● WHAT THE EXERCISE ASKS:
Answer with a single number: how many lines in the listing below include "yerini"?

··· MATERIAL SUPPLIED

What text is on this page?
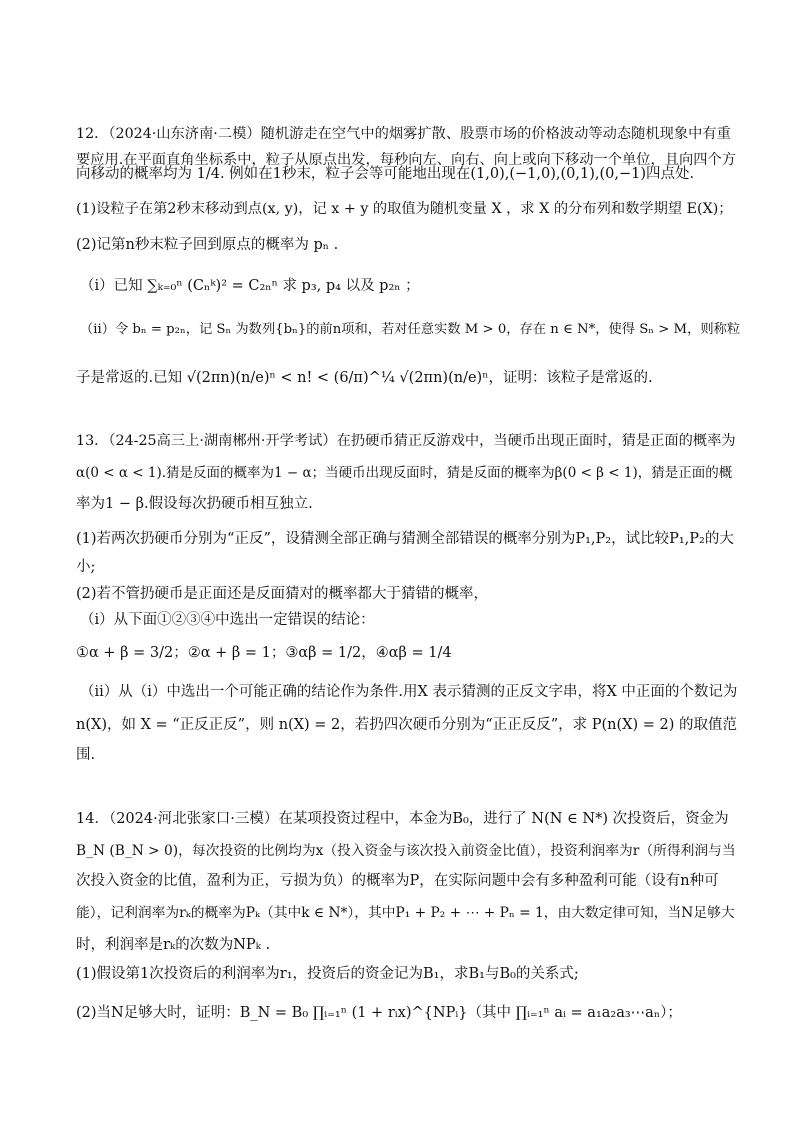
12．（2024·山东济南·二模）随机游走在空气中的烟雾扩散、股票市场的价格波动等动态随机现象中有重
要应用.在平面直角坐标系中，粒子从原点出发，每秒向左、向右、向上或向下移动一个单位，且向四个方
向移动的概率均为 1/4. 例如在1秒末，粒子会等可能地出现在(1,0),(−1,0),(0,1),(0,−1)四点处.
(1)设粒子在第2秒末移动到点(x, y)，记 x + y 的取值为随机变量 X ，求 X 的分布列和数学期望 E(X)；
(2)记第n秒末粒子回到原点的概率为 pₙ .
（i）已知 ∑ₖ₌₀ⁿ (Cₙᵏ)² = C₂ₙⁿ 求 p₃, p₄ 以及 p₂ₙ ；
（ii）令 bₙ = p₂ₙ，记 Sₙ 为数列{bₙ}的前n项和，若对任意实数 M > 0，存在 n ∈ N*，使得 Sₙ > M，则称粒
子是常返的.已知 √(2πn)(n/e)ⁿ < n! < (6/π)^¼ √(2πn)(n/e)ⁿ，证明：该粒子是常返的.
13．（24-25高三上·湖南郴州·开学考试）在扔硬币猜正反游戏中，当硬币出现正面时，猜是正面的概率为
α(0 < α < 1).猜是反面的概率为1 − α；当硬币出现反面时，猜是反面的概率为β(0 < β < 1)，猜是正面的概
率为1 − β.假设每次扔硬币相互独立.
(1)若两次扔硬币分别为“正反”，设猜测全部正确与猜测全部错误的概率分别为P₁,P₂，试比较P₁,P₂的大
小;
(2)若不管扔硬币是正面还是反面猜对的概率都大于猜错的概率，
（i）从下面①②③④中选出一定错误的结论：
①α + β = 3/2；②α + β = 1；③αβ = 1/2，④αβ = 1/4
（ii）从（i）中选出一个可能正确的结论作为条件.用X 表示猜测的正反文字串，将X 中正面的个数记为
n(X)，如 X = “正反正反”，则 n(X) = 2，若扔四次硬币分别为“正正反反”，求 P(n(X) = 2) 的取值范
围.
14．（2024·河北张家口·三模）在某项投资过程中，本金为B₀，进行了 N(N ∈ N*) 次投资后，资金为
B_N (B_N > 0)，每次投资的比例均为x（投入资金与该次投入前资金比值），投资利润率为r（所得利润与当
次投入资金的比值，盈利为正，亏损为负）的概率为P，在实际问题中会有多种盈利可能（设有n种可
能），记利润率为rₖ的概率为Pₖ（其中k ∈ N*），其中P₁ + P₂ + ⋯ + Pₙ = 1，由大数定律可知，当N足够大
时，利润率是rₖ的次数为NPₖ .
(1)假设第1次投资后的利润率为r₁，投资后的资金记为B₁，求B₁与B₀的关系式;
(2)当N足够大时，证明：B_N = B₀ ∏ᵢ₌₁ⁿ (1 + rᵢx)^{NPᵢ}（其中 ∏ᵢ₌₁ⁿ aᵢ = a₁a₂a₃⋯aₙ）；
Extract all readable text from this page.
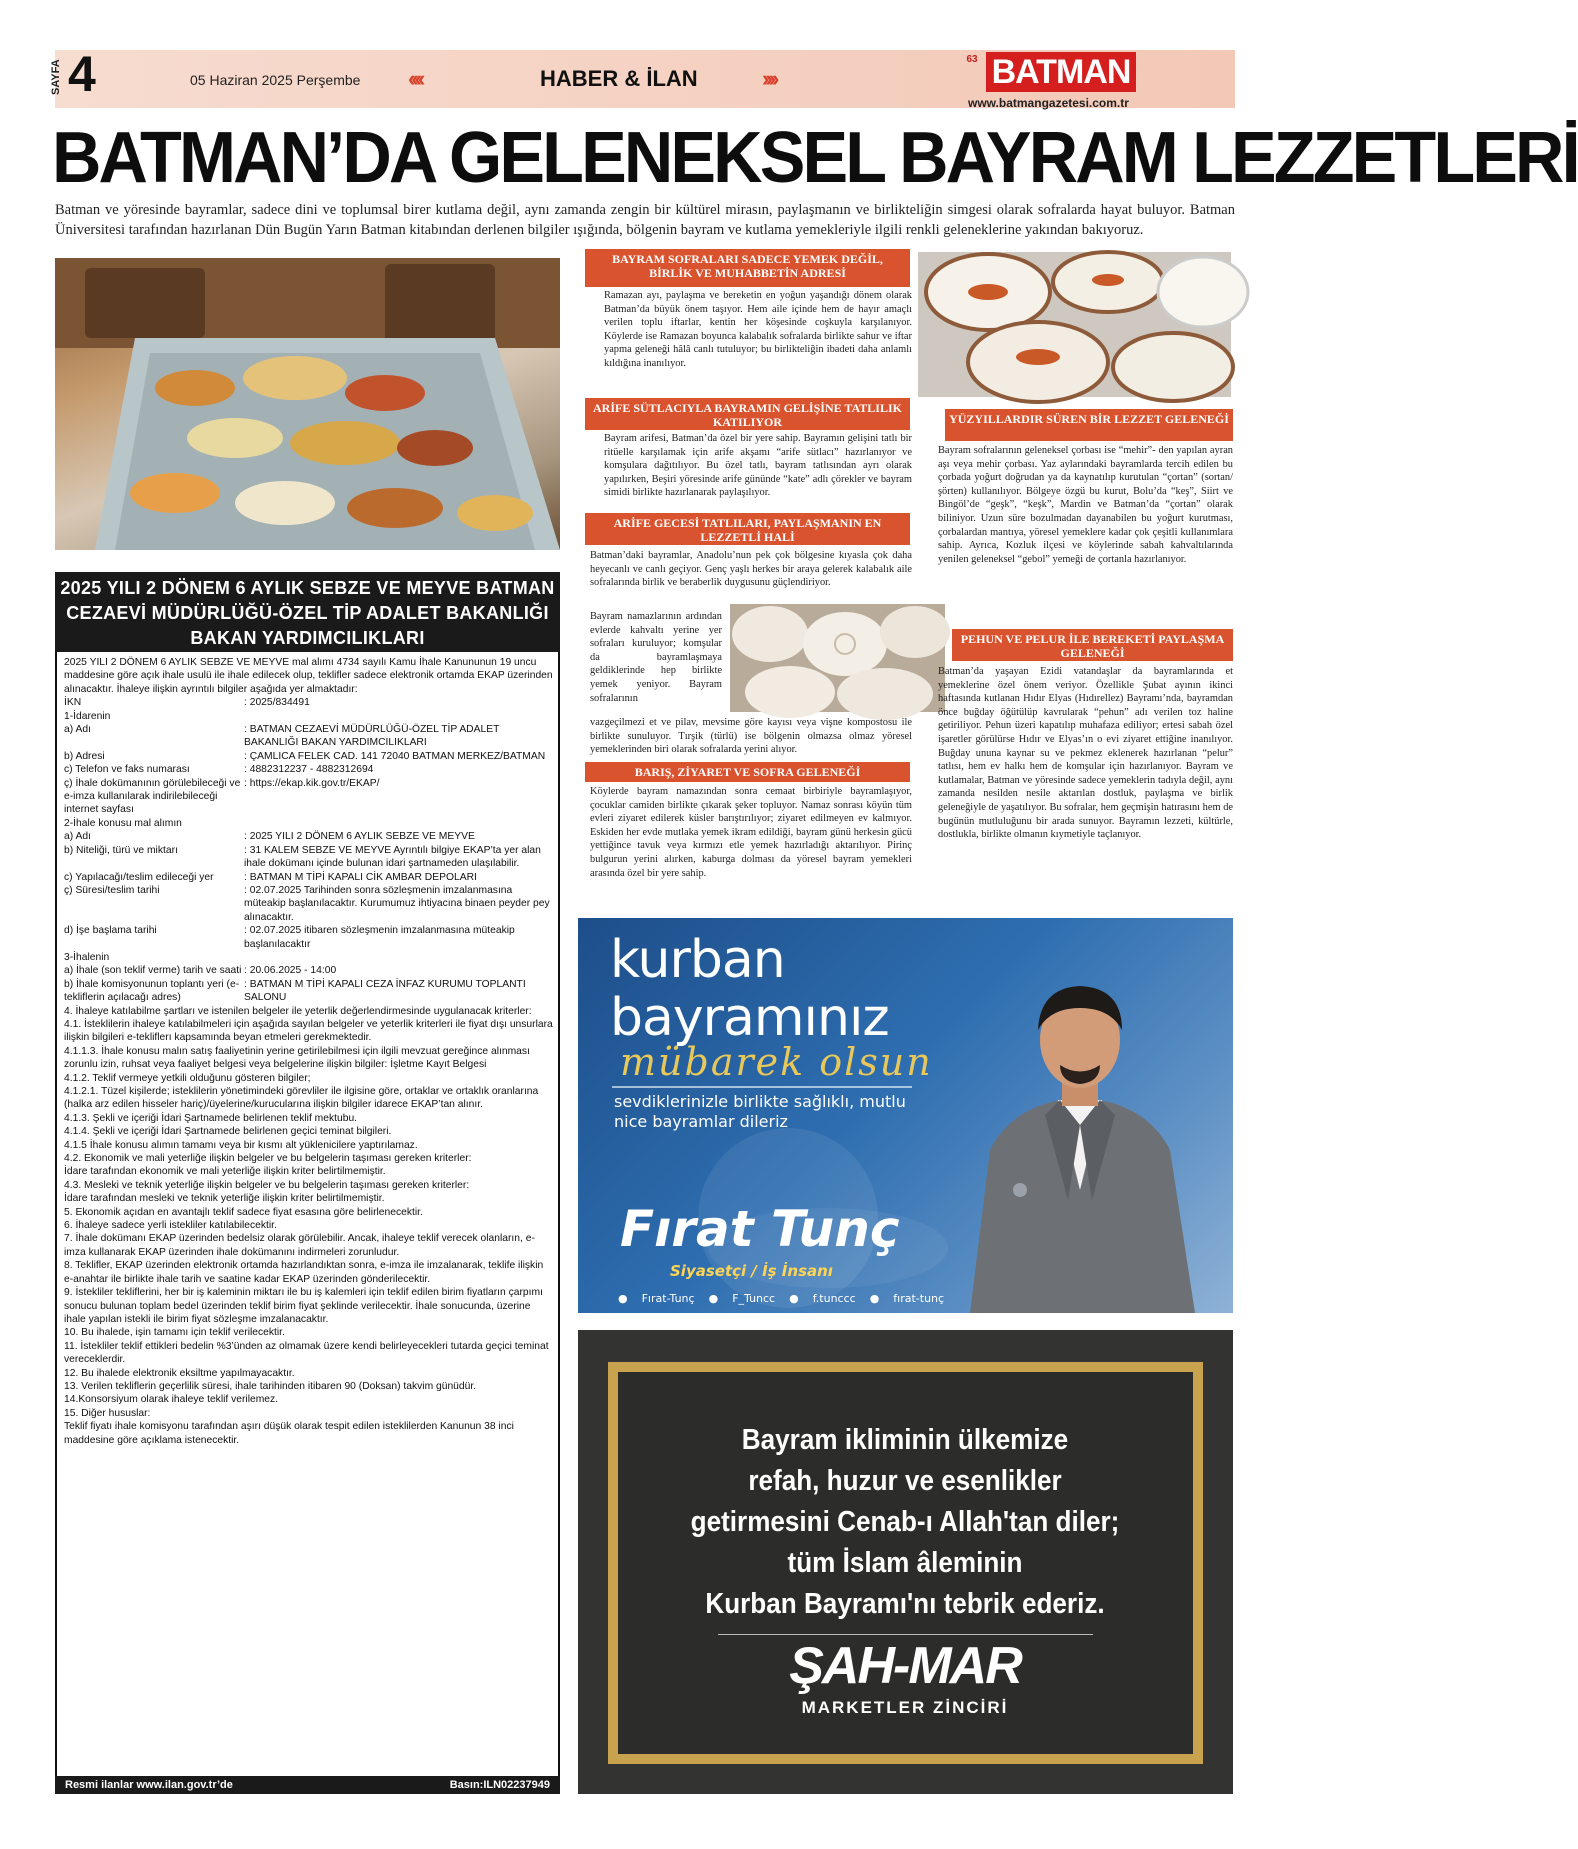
SAYFA 4	05 Haziran 2025 Perşembe ‹‹‹‹	HABER & İLAN	››››
63 BATMAN
www.batmangazetesi.com.tr
BATMAN’DA GELENEKSEL BAYRAM LEZZETLERİ
Batman ve yöresinde bayramlar, sadece dini ve toplumsal birer kutlama değil, aynı zamanda zengin bir kültürel mirasın, paylaşmanın ve birlikteliğin simgesi olarak sofralarda hayat buluyor. Batman Üniversitesi tarafından hazırlanan Dün Bugün Yarın Batman kitabından derlenen bilgiler ışığında, bölgenin bayram ve kutlama yemekleriyle ilgili renkli geleneklerine yakından bakıyoruz.
BAYRAM SOFRALARI SADECE YEMEK DEĞİL, BİRLİK VE MUHABBETİN ADRESİ
Ramazan ayı, paylaşma ve bereketin en yoğun yaşandığı dönem olarak Batman’da büyük önem taşıyor. Hem aile içinde hem de hayır amaçlı verilen toplu iftarlar, kentin her köşesinde coşkuyla karşılanıyor. Köylerde ise Ramazan boyunca kalabalık sofralarda birlikte sahur ve iftar yapma geleneği hâlâ canlı tutuluyor; bu birlikteliğin ibadeti daha anlamlı kıldığına inanılıyor.
ARİFE SÜTLACIYLA BAYRAMIN GELİŞİNE TATLILIK KATILIYOR
Bayram arifesi, Batman’da özel bir yere sahip. Bayramın gelişini tatlı bir ritüelle karşılamak için arife akşamı “arife sütlacı” hazırlanıyor ve komşulara dağıtılıyor. Bu özel tatlı, bayram tatlısından ayrı olarak yapılırken, Beşiri yöresinde arife gününde “kate” adlı çörekler ve bayram simidi birlikte hazırlanarak paylaşılıyor.
ARİFE GECESİ TATLILARI, PAYLAŞMANIN EN LEZZETLİ HALİ
Batman’daki bayramlar, Anadolu’nun pek çok bölgesine kıyasla çok daha heyecanlı ve canlı geçiyor. Genç yaşlı herkes bir araya gelerek kalabalık aile sofralarında birlik ve beraberlik duygusunu güçlendiriyor.
Bayram namazlarının ardından evlerde kahvaltı yerine yer sofraları kuruluyor; komşular da bayramlaşmaya geldiklerinde hep birlikte yemek yeniyor. Bayram sofralarının
vazgeçilmezi et ve pilav, mevsime göre kayısı veya vişne kompostosu ile birlikte sunuluyor. Tırşik (türlü) ise bölgenin olmazsa olmaz yöresel yemeklerinden biri olarak sofralarda yerini alıyor.
BARIŞ, ZİYARET VE SOFRA GELENEĞİ
Köylerde bayram namazından sonra cemaat birbiriyle bayramlaşıyor, çocuklar camiden birlikte çıkarak şeker topluyor. Namaz sonrası köyün tüm evleri ziyaret edilerek küsler barıştırılıyor; ziyaret edilmeyen ev kalmıyor. Eskiden her evde mutlaka yemek ikram edildiği, bayram günü herkesin gücü yettiğince tavuk veya kırmızı etle yemek hazırladığı aktarılıyor. Pirinç bulgurun yerini alırken, kaburga dolması da yöresel bayram yemekleri arasında özel bir yere sahip.
YÜZYILLARDIR SÜREN BİR LEZZET GELENEĞİ
Bayram sofralarının geleneksel çorbası ise “mehir”- den yapılan ayran aşı veya mehir çorbası. Yaz aylarındaki bayramlarda tercih edilen bu çorbada yoğurt doğrudan ya da kaynatılıp kurutulan “çortan” (sortan/ şörten) kullanılıyor. Bölgeye özgü bu kurut, Bolu’da “keş”, Siirt ve Bingöl’de “geşk”, “keşk”, Mardin ve Batman’da “çortan” olarak biliniyor. Uzun süre bozulmadan dayanabilen bu yoğurt kurutması, çorbalardan mantıya, yöresel yemeklere kadar çok çeşitli kullanımlara sahip. Ayrıca, Kozluk ilçesi ve köylerinde sabah kahvaltılarında yenilen geleneksel “gebol” yemeği de çortanla hazırlanıyor.
PEHUN VE PELUR İLE BEREKETİ PAYLAŞMA GELENEĞİ
Batman’da yaşayan Ezidi vatandaşlar da bayramlarında et yemeklerine özel önem veriyor. Özellikle Şubat ayının ikinci haftasında kutlanan Hıdır Elyas (Hıdırellez) Bayramı’nda, bayramdan önce buğday öğütülüp kavrularak “pehun” adı verilen toz haline getiriliyor. Pehun üzeri kapatılıp muhafaza ediliyor; ertesi sabah özel işaretler görülürse Hıdır ve Elyas’ın o evi ziyaret ettiğine inanılıyor. Buğday ununa kaynar su ve pekmez eklenerek hazırlanan “pelur” tatlısı, hem ev halkı hem de komşular için hazırlanıyor. Bayram ve kutlamalar, Batman ve yöresinde sadece yemeklerin tadıyla değil, aynı zamanda nesilden nesile aktarılan dostluk, paylaşma ve birlik geleneğiyle de yaşatılıyor. Bu sofralar, hem geçmişin hatırasını hem de bugünün mutluluğunu bir arada sunuyor. Bayramın lezzeti, kültürle, dostlukla, birlikte olmanın kıymetiyle taçlanıyor.
2025 YILI 2 DÖNEM 6 AYLIK SEBZE VE MEYVE BATMAN CEZAEVİ MÜDÜRLÜĞÜ-ÖZEL TİP ADALET BAKANLIĞI BAKAN YARDIMCILIKLARI
2025 YILI 2 DÖNEM 6 AYLIK SEBZE VE MEYVE mal alımı 4734 sayılı Kamu İhale Kanununun 19 uncu maddesine göre açık ihale usulü ile ihale edilecek olup, teklifler sadece elektronik ortamda EKAP üzerinden alınacaktır. İhaleye ilişkin ayrıntılı bilgiler aşağıda yer almaktadır:
İKN	: 2025/834491
1-İdarenin
a) Adı	: BATMAN CEZAEVİ MÜDÜRLÜĞÜ-ÖZEL TİP ADALET BAKANLIĞI BAKAN YARDIMCILIKLARI
b) Adresi	: ÇAMLICA FELEK CAD. 141 72040 BATMAN MERKEZ/BATMAN
c) Telefon ve faks numarası	: 4882312237 - 4882312694
ç) İhale dokümanının görülebileceği ve e-imza kullanılarak indirilebileceği internet sayfası
: https://ekap.kik.gov.tr/EKAP/
2-İhale konusu mal alımın
a) Adı	: 2025 YILI 2 DÖNEM 6 AYLIK SEBZE VE MEYVE
b) Niteliği, türü ve miktarı	: 31 KALEM SEBZE VE MEYVE Ayrıntılı bilgiye EKAP’ta yer alan ihale dokümanı içinde bulunan idari şartnameden ulaşılabilir.
c) Yapılacağı/teslim edileceği yer	: BATMAN M TİPİ KAPALI CİK AMBAR DEPOLARI
ç) Süresi/teslim tarihi	: 02.07.2025 Tarihinden sonra sözleşmenin imzalanmasına müteakip başlanılacaktır. Kurumumuz ihtiyacına binaen peyder pey alınacaktır.
d) İşe başlama tarihi	: 02.07.2025 itibaren sözleşmenin imzalanmasına müteakip başlanılacaktır
3-İhalenin
a) İhale (son teklif verme) tarih ve saati : 20.06.2025 - 14:00
b) İhale komisyonunun toplantı yeri (e-tekliflerin açılacağı adres)
: BATMAN M TİPİ KAPALI CEZA İNFAZ KURUMU TOPLANTI SALONU
4. İhaleye katılabilme şartları ve istenilen belgeler ile yeterlik değerlendirmesinde uygulanacak kriterler:
4.1. İsteklilerin ihaleye katılabilmeleri için aşağıda sayılan belgeler ve yeterlik kriterleri ile fiyat dışı unsurlara ilişkin bilgileri e-tekliflerı kapsamında beyan etmeleri gerekmektedir.
4.1.1.3. İhale konusu malın satış faaliyetinin yerine getirilebilmesi için ilgili mevzuat gereğince alınması zorunlu izin, ruhsat veya faaliyet belgesi veya belgelerine ilişkin bilgiler: İşletme Kayıt Belgesi
4.1.2. Teklif vermeye yetkili olduğunu gösteren bilgiler;
4.1.2.1. Tüzel kişilerde; isteklilerin yönetimindeki görevliler ile ilgisine göre, ortaklar ve ortaklık oranlarına (halka arz edilen hisseler hariç)/üyelerine/kurucularına ilişkin bilgiler idarece EKAP’tan alınır.
4.1.3. Şekli ve içeriği İdari Şartnamede belirlenen teklif mektubu.
4.1.4. Şekli ve içeriği İdari Şartnamede belirlenen geçici teminat bilgileri.
4.1.5 İhale konusu alımın tamamı veya bir kısmı alt yüklenicilere yaptırılamaz.
4.2. Ekonomik ve mali yeterliğe ilişkin belgeler ve bu belgelerin taşıması gereken kriterler:
İdare tarafından ekonomik ve mali yeterliğe ilişkin kriter belirtilmemiştir.
4.3. Mesleki ve teknik yeterliğe ilişkin belgeler ve bu belgelerin taşıması gereken kriterler:
İdare tarafından mesleki ve teknik yeterliğe ilişkin kriter belirtilmemiştir.
5. Ekonomik açıdan en avantajlı teklif sadece fiyat esasına göre belirlenecektir.
6. İhaleye sadece yerli istekliler katılabilecektir.
7. İhale dokümanı EKAP üzerinden bedelsiz olarak görülebilir. Ancak, ihaleye teklif verecek olanların, e-imza kullanarak EKAP üzerinden ihale dokümanını indirmeleri zorunludur.
8. Teklifler, EKAP üzerinden elektronik ortamda hazırlandıktan sonra, e-imza ile imzalanarak, teklife ilişkin e-anahtar ile birlikte ihale tarih ve saatine kadar EKAP üzerinden gönderilecektir.
9. İstekliler tekliflerini, her bir iş kaleminin miktarı ile bu iş kalemleri için teklif edilen birim fiyatların çarpımı sonucu bulunan toplam bedel üzerinden teklif birim fiyat şeklinde verilecektir. İhale sonucunda, üzerine ihale yapılan istekli ile birim fiyat sözleşme imzalanacaktır.
10. Bu ihalede, işin tamamı için teklif verilecektir.
11. İstekliler teklif ettikleri bedelin %3’ünden az olmamak üzere kendi belirleyecekleri tutarda geçici teminat vereceklerdir.
12. Bu ihalede elektronik eksiltme yapılmayacaktır.
13. Verilen tekliflerin geçerlilik süresi, ihale tarihinden itibaren 90 (Doksan) takvim günüdür.
14.Konsorsiyum olarak ihaleye teklif verilemez.
15. Diğer hususlar:
Teklif fiyatı ihale komisyonu tarafından aşırı düşük olarak tespit edilen isteklilerden Kanunun 38 inci maddesine göre açıklama istenecektir.
Resmi ilanlar www.ilan.gov.tr’de	Basın:ILN02237949
kurban
bayramınız
mübarek olsun
sevdiklerinizle birlikte sağlıklı, mutlu nice bayramlar dileriz
Fırat Tunç
Siyasetçi / İş İnsanı
● Fırat-Tunç ● F_Tuncc ● f.tunccc ● fırat-tunç
Bayram ikliminin ülkemize
refah, huzur ve esenlikler
getirmesini Cenab-ı Allah'tan diler;
tüm İslam âleminin
Kurban Bayramı'nı tebrik ederiz.
ŞAH-MAR
MARKETLER ZİNCİRİ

······

● FULL OUTPUT:
2